### Opgave 1
Geef de regels van de records ongewijzigd terug, beginnend bij het begin van de records en eindigend met de regel die "Point <box>111 580 134 594</box>" bevat, beide inbegrepen.

• Terug
  • Zo was 't
  • Onze Juffertoren met een houten spits...
29 september 2015
Afl. 84 – 29-09-2015

Hartstikke mooi is dat, wanneer er zelfs in het vakantieseizoen mede- dan wel oud-Onstwedders zijn, die interessant historisch materiaal aandragen voor het Onstwedder Archief. Een trooste- & zonloze dag krijgt dan – althans voor mijn gevoel – ineens een stuk meer glans.

Zo kwam Jesper Bleker van de Jensinghelaan, - lid van het Bleker-Prins-geslacht bij mij in de straat -, verrassenderwijs aanzetten met een document, dat hij had gevonden in het Ned.Architectuur-instituut (draagt sinds 2013 de nietszeggende naam ‘Nieuwe Instituut’) in Rotterdam. Door z’n studie Bouwkunde aan de TH Delft, richting Erfgoed en Architectuur,
is ’t vrij logisch dat Jesper daar af en toe te vinden is. Begin dit jaar had hij ’s gekeken of er mogelijk ook iets over z’n geboortedorp te vinden was. En ziedaar...!! Een officieel document over de Onstwedder Juffertoren. Een kopie mocht helaas niet gemaakt worden, maar Jesper heeft zich er als jonge, handige Onstwedder wel mee gered…

Om een helder beeld te krijgen moeten we terug naar het Onstwedde van de jaren 1880. De onderhoudstoestand van de toren verslechtert in die jaren dermate snel, dat de ‘Groningsche Volksalmanak’ in 1893 moet melden, dat “...de toren van Onstwedde thans wegens ergerlijk onderhoudsverzuim een spoedig en ingrijpend herstel vraagt.”

### Opgave 2
Beantwoord deze vragen over de tekst over de Juffertoren:
(a) In welk instituut in welke stad vond Jesper Bleker het document?
(b) Welke studie volgt Jesper aan de TH Delft?
(c) In welk jaar meldde de ‘Groningsche Volksalmanak’ dat de toren een spoedig en ingrijpend herstel vroeg?

### Materiaal bij opgave
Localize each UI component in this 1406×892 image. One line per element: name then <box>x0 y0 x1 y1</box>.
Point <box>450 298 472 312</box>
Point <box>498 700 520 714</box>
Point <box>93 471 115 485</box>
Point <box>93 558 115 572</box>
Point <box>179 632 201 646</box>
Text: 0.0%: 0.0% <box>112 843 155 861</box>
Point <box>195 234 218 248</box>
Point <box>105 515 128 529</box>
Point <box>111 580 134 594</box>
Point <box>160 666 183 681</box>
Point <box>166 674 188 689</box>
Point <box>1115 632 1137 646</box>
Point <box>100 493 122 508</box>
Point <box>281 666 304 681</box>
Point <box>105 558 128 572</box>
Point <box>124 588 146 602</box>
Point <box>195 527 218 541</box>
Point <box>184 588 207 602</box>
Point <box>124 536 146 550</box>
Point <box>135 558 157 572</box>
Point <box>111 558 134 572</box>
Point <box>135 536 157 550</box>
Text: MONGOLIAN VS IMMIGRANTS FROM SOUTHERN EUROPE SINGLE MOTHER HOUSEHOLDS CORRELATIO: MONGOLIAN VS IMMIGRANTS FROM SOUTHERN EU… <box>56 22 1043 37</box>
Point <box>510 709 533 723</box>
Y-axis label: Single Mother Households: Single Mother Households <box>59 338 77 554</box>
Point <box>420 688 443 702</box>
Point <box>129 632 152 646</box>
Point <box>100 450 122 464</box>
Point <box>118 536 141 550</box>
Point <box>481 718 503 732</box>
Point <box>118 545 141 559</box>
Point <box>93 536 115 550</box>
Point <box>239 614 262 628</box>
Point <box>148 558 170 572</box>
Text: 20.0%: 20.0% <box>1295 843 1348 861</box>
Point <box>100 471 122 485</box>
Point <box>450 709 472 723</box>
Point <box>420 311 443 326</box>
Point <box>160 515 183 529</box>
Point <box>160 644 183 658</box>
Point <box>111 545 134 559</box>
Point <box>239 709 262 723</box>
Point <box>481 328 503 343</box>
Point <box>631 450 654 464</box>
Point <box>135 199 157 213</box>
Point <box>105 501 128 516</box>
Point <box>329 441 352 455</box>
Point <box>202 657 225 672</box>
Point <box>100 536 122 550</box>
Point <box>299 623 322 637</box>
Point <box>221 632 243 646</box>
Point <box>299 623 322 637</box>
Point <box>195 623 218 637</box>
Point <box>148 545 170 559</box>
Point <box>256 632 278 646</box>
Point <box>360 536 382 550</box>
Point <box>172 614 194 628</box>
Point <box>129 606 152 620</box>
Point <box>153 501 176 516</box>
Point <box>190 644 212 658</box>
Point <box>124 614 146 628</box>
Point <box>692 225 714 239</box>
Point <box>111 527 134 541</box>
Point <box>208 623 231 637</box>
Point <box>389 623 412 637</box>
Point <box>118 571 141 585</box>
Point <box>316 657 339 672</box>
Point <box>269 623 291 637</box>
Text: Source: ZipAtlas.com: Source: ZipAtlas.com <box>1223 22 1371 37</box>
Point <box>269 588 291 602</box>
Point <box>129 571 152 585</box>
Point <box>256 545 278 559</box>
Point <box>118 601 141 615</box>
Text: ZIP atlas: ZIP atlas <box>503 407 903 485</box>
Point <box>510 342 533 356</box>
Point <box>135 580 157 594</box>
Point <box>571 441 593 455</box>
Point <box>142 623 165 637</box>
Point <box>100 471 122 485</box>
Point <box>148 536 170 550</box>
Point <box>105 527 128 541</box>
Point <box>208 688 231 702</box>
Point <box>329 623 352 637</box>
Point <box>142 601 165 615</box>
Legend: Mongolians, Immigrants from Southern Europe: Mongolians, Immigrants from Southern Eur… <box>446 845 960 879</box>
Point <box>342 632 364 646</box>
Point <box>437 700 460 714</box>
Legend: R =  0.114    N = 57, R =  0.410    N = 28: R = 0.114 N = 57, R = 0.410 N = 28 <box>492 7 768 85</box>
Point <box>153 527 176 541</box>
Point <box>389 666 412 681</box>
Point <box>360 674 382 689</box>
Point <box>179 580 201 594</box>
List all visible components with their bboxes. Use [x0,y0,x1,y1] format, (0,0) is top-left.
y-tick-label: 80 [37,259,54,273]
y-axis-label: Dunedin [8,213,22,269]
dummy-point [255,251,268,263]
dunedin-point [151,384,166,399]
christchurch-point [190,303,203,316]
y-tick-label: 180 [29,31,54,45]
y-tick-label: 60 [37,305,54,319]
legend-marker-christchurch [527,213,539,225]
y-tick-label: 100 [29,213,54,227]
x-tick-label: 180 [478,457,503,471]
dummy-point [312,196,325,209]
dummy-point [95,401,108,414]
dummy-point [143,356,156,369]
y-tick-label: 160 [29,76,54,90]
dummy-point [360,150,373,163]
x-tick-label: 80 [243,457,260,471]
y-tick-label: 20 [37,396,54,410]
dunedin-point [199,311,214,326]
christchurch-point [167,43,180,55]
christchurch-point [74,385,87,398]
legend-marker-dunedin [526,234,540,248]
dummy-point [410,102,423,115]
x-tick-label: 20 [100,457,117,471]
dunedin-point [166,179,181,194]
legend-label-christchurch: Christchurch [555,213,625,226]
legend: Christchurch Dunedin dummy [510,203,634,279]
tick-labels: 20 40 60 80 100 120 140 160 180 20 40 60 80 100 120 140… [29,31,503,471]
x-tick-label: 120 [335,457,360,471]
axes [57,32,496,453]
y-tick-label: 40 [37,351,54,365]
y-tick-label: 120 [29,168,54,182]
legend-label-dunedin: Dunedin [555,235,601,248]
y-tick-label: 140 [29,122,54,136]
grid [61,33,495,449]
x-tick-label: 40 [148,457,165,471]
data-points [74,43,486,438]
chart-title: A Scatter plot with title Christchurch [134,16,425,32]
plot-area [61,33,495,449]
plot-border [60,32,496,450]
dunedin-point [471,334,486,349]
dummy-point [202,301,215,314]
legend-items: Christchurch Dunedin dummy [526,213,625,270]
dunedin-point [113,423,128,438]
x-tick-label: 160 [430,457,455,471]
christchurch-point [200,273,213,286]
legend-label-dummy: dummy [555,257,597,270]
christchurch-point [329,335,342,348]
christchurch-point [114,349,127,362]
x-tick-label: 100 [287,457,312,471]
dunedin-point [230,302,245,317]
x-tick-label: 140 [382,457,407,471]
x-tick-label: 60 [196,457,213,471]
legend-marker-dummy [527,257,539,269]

### Uitvoer 1
Localize each UI component in this 1406×892 image. One line per element: name then <box>x0 y0 x1 y1</box>.
Point <box>450 298 472 312</box>
Point <box>498 700 520 714</box>
Point <box>93 471 115 485</box>
Point <box>93 558 115 572</box>
Point <box>179 632 201 646</box>
Text: 0.0%: 0.0% <box>112 843 155 861</box>
Point <box>195 234 218 248</box>
Point <box>105 515 128 529</box>
Point <box>111 580 134 594</box>

### Uitvoer 2
(a) In het Ned. Architectuur-instituut (sinds 2013 ‘Nieuwe Instituut’) in Rotterdam.
(b) Bouwkunde, richting Erfgoed en Architectuur.
(c) In 1893.